• TASK DIRECTIONS
Only lines holding "Kundendienst" are wanted; copy each of them from the records below.

• RECORDED INFORMATION
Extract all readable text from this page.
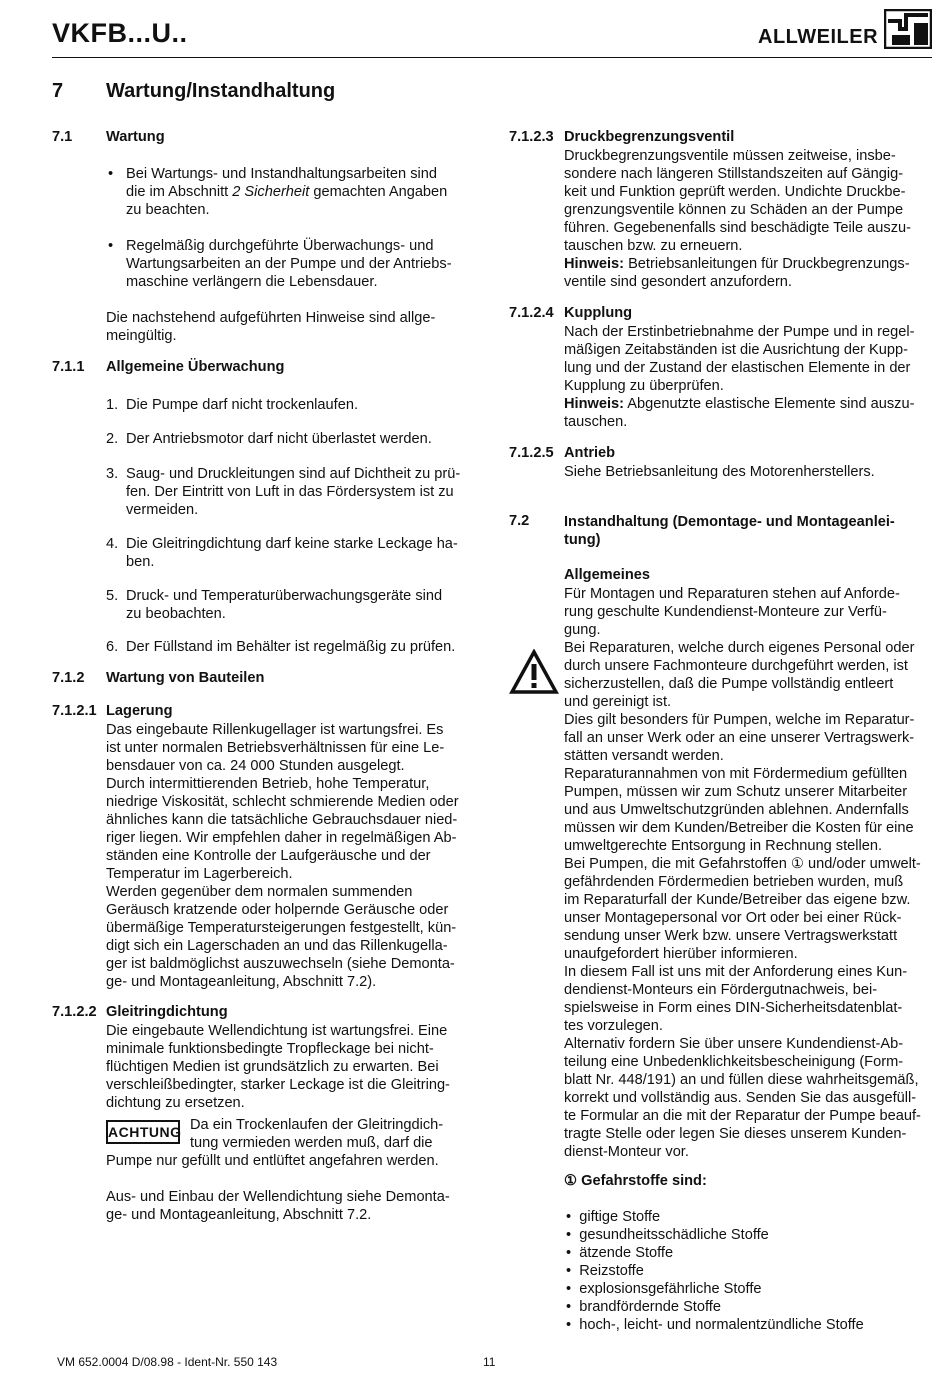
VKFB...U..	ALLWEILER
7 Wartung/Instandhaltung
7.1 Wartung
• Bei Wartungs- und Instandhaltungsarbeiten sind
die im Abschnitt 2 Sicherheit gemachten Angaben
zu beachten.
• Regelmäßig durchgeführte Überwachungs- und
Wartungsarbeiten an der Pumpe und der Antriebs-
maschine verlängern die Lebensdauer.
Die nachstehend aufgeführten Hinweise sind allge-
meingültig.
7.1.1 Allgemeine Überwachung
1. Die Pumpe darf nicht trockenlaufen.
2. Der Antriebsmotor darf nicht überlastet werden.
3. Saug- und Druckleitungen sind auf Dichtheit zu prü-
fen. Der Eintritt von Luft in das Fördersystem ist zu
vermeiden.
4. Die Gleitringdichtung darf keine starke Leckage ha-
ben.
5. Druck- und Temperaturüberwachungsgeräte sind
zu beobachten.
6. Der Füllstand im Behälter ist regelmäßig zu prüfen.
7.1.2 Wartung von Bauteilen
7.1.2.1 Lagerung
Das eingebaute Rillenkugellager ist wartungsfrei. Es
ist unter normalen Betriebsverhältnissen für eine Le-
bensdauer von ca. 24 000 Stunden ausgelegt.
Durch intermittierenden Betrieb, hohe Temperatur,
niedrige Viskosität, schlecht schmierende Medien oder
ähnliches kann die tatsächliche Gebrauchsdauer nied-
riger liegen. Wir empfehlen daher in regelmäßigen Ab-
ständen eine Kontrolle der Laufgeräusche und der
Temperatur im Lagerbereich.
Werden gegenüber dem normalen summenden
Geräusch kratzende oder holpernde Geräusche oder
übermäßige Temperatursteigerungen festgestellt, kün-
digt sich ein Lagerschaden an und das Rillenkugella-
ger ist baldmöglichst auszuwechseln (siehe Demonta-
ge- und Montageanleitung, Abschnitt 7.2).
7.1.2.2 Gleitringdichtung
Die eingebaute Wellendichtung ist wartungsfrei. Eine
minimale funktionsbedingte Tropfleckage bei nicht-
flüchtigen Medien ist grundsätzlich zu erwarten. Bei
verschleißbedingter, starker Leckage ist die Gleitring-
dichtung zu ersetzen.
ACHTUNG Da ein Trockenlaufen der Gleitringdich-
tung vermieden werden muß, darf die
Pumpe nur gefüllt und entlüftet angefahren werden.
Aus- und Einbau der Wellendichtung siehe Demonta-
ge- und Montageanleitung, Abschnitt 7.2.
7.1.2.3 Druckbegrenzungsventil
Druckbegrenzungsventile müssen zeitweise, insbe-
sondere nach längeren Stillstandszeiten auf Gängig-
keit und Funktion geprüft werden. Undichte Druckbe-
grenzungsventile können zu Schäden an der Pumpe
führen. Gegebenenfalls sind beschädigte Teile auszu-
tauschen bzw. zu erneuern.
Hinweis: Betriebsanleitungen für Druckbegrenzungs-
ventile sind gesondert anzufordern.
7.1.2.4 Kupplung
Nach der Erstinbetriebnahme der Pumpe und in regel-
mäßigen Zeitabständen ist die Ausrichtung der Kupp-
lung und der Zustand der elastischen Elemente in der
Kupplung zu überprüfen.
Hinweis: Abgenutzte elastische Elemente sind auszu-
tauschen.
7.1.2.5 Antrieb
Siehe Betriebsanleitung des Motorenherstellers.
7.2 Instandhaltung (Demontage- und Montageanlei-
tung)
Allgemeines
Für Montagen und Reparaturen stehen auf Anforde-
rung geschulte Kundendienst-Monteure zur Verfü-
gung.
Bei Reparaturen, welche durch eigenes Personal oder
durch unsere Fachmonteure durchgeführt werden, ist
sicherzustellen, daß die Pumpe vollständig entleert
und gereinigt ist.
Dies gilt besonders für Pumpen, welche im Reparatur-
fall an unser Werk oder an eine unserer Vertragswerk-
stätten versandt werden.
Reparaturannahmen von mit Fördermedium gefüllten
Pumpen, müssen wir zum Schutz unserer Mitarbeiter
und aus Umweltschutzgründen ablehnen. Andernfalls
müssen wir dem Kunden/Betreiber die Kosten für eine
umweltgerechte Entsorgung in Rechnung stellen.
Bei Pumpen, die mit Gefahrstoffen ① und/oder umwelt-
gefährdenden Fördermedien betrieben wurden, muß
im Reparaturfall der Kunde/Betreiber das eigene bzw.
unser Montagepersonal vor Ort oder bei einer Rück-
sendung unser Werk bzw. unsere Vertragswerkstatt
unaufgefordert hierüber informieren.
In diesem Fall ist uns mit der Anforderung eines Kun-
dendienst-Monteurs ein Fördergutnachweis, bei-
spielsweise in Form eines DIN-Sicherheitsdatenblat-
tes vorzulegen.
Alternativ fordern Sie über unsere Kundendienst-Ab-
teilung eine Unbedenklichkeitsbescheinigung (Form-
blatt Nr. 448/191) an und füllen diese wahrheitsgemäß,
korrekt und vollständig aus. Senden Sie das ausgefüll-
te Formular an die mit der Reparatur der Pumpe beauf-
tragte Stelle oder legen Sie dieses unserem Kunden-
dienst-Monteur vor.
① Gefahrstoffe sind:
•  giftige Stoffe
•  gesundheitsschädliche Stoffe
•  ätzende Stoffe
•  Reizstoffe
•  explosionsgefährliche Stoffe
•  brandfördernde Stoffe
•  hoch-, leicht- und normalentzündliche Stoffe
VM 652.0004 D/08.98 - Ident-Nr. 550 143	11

==

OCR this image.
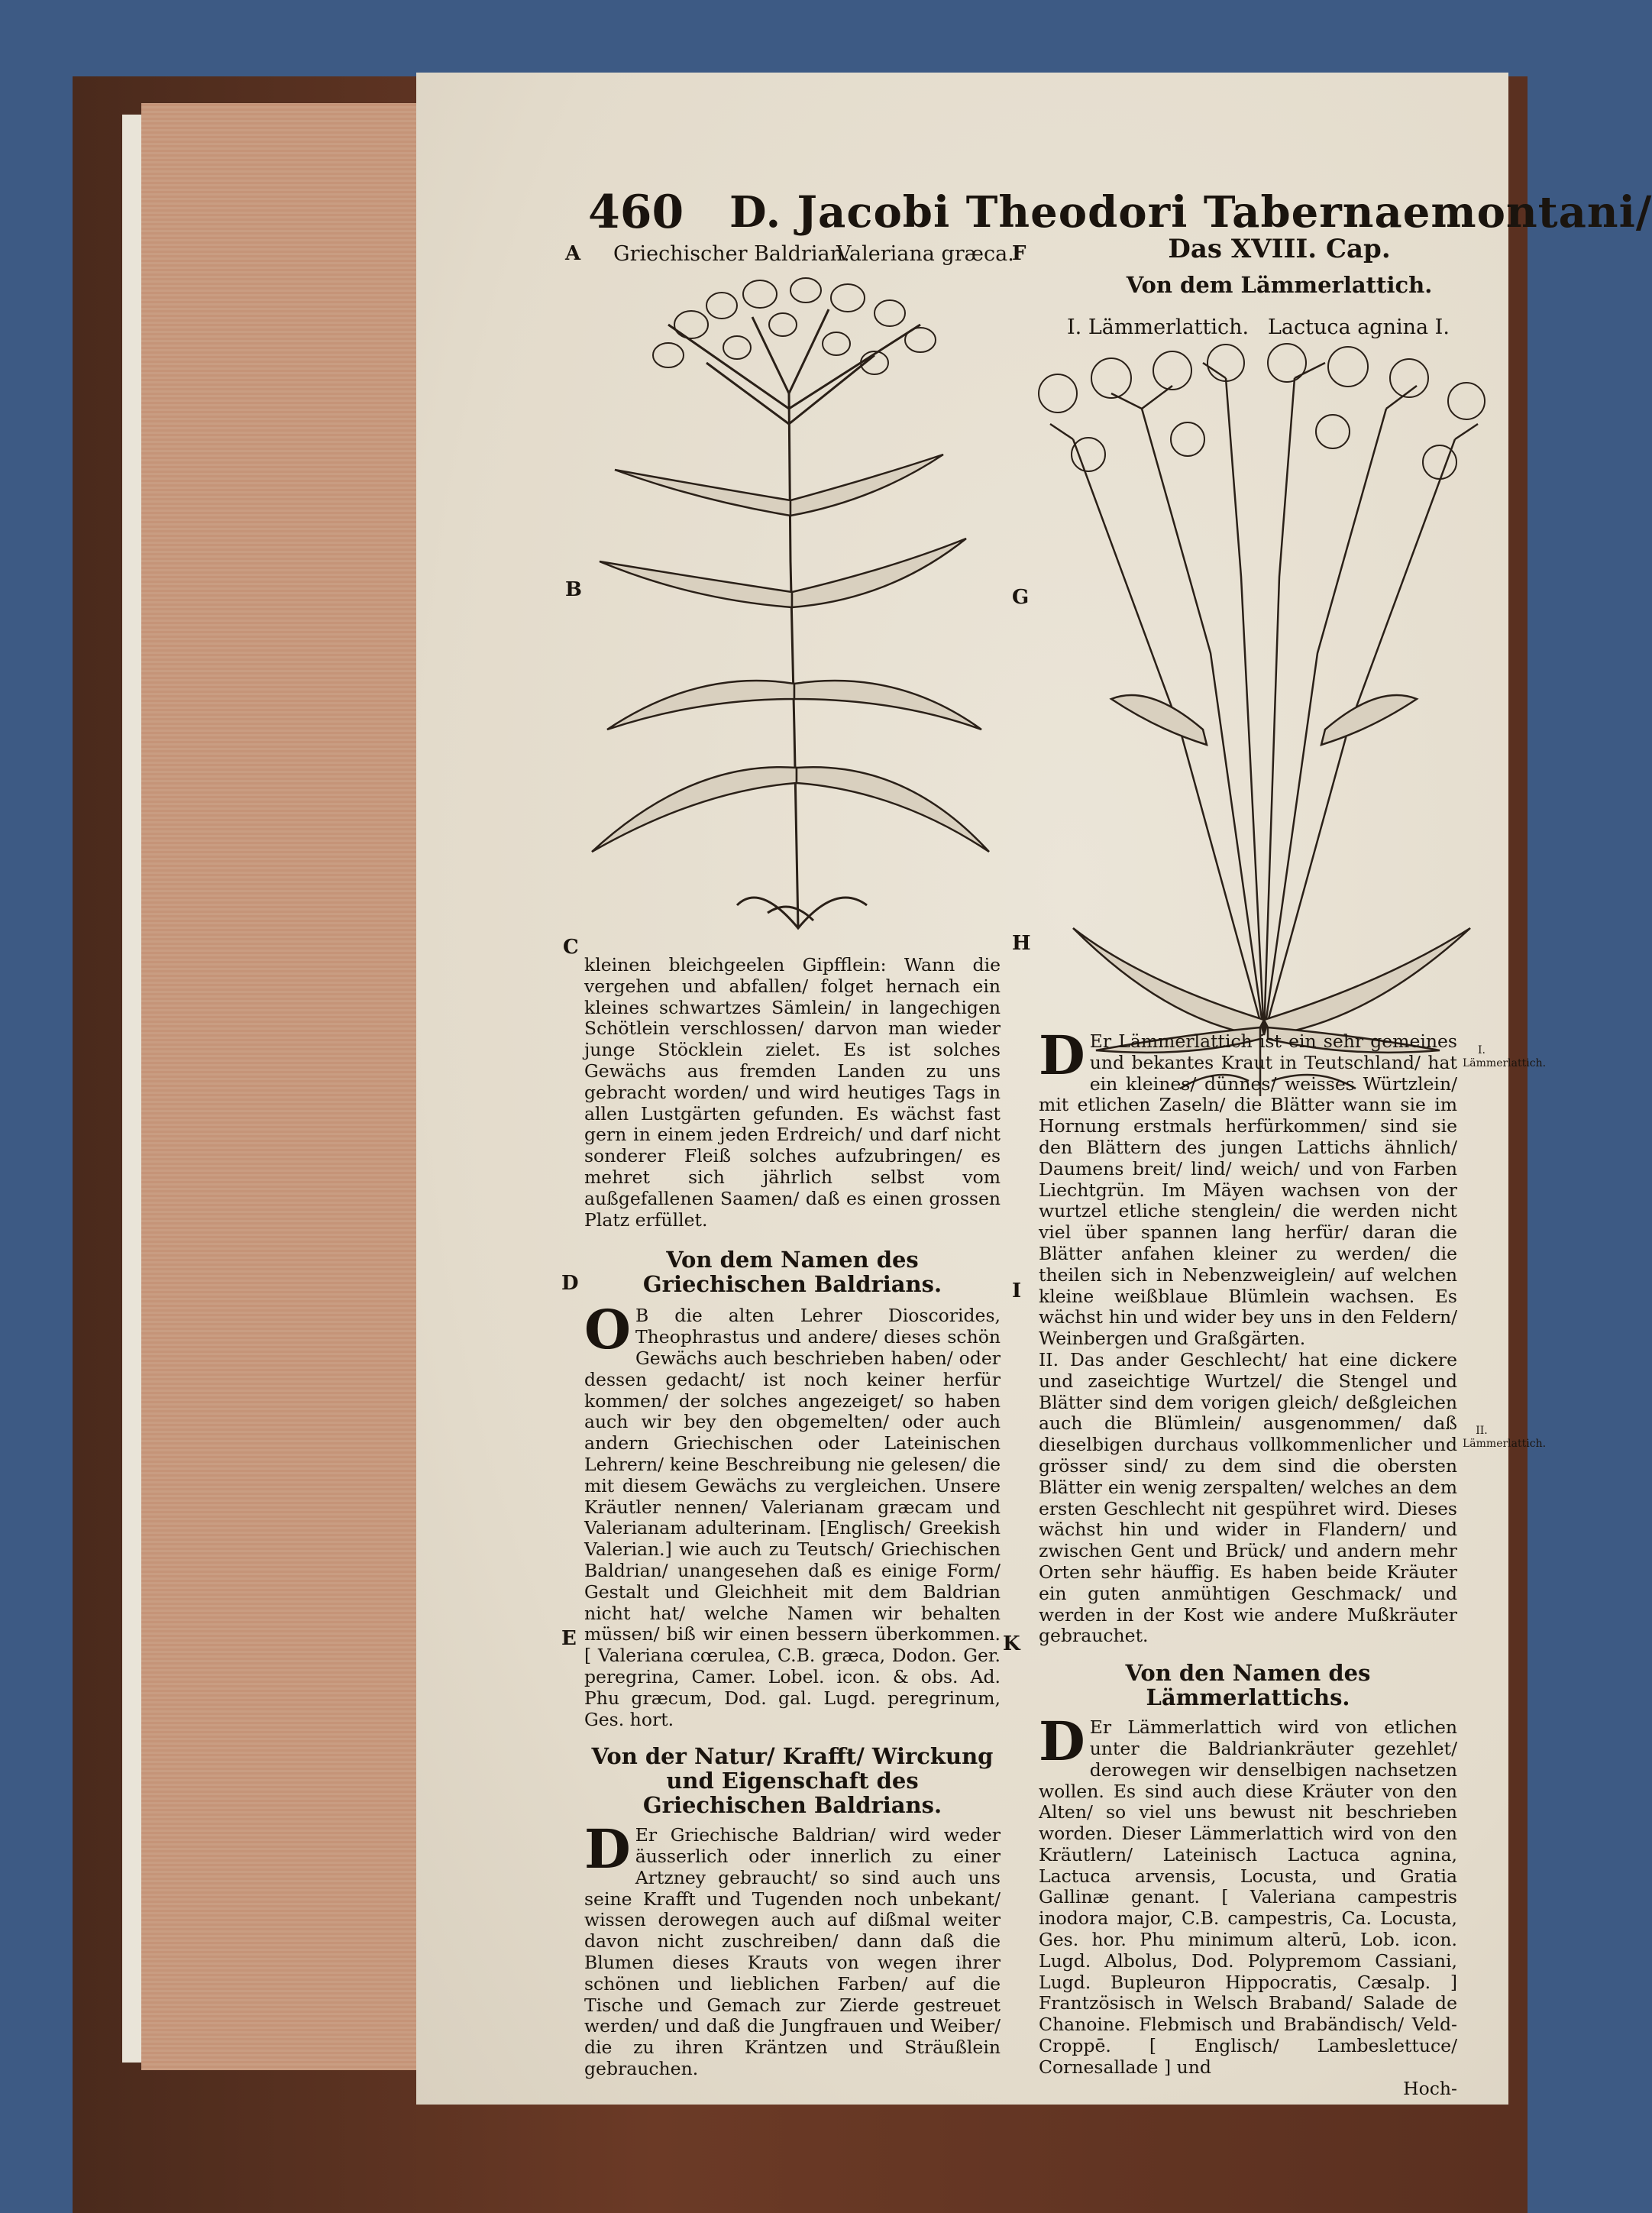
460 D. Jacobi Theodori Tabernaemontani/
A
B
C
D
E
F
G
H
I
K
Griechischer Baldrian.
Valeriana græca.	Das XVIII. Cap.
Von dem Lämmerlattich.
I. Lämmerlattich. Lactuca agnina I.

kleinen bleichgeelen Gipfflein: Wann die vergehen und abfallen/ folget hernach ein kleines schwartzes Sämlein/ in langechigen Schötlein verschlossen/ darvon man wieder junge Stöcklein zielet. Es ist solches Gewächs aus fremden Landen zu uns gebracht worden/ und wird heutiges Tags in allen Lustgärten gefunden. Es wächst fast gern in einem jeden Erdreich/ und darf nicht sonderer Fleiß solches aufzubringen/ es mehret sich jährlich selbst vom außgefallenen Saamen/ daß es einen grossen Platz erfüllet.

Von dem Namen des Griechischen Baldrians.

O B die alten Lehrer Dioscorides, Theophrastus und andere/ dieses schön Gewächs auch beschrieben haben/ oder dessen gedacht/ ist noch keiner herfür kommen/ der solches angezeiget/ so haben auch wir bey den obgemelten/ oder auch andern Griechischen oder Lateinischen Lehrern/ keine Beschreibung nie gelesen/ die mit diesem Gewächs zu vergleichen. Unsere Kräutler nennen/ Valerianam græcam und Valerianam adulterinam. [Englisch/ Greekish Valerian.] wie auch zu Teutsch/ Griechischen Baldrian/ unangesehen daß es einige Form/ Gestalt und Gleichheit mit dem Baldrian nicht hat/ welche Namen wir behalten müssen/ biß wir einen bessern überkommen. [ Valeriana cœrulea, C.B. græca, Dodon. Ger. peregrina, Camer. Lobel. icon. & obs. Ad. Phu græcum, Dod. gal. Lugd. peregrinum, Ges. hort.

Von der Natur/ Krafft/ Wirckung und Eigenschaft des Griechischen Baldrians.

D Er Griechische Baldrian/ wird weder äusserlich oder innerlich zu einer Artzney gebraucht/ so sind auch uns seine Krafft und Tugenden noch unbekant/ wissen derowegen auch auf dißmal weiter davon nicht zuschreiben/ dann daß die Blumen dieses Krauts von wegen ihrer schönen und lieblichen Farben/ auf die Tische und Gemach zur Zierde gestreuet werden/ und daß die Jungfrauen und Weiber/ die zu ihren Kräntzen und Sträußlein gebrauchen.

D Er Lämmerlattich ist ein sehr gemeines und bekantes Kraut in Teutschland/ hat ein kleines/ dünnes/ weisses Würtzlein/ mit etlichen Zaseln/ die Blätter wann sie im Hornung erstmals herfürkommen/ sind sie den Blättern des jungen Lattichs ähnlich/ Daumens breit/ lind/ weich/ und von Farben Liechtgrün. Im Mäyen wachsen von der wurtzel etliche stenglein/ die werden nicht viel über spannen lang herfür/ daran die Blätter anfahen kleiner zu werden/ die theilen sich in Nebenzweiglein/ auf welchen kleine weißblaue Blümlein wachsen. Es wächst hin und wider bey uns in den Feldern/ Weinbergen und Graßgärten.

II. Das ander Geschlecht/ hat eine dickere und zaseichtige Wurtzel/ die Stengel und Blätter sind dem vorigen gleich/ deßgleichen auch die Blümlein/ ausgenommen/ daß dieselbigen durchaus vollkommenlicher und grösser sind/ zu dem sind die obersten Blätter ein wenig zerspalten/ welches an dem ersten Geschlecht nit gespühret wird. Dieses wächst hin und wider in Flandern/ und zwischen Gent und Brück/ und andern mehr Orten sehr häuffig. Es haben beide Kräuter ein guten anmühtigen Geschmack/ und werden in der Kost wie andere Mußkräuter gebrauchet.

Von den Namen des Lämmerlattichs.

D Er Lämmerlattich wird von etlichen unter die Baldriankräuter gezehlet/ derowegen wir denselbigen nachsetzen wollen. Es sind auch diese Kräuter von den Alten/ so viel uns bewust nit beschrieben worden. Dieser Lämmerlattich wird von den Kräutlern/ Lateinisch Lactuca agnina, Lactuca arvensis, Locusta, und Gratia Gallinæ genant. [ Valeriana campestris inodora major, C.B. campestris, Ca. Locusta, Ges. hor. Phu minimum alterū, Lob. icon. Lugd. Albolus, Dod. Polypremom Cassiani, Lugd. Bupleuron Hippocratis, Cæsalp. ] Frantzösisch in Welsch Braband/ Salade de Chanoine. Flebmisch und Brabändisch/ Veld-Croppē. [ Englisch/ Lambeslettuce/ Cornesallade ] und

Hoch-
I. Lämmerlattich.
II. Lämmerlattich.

• TASK ANSWER
rung geschulte Kundendienst-Monteure zur Verfü-
Alternativ fordern Sie über unsere Kundendienst-Ab-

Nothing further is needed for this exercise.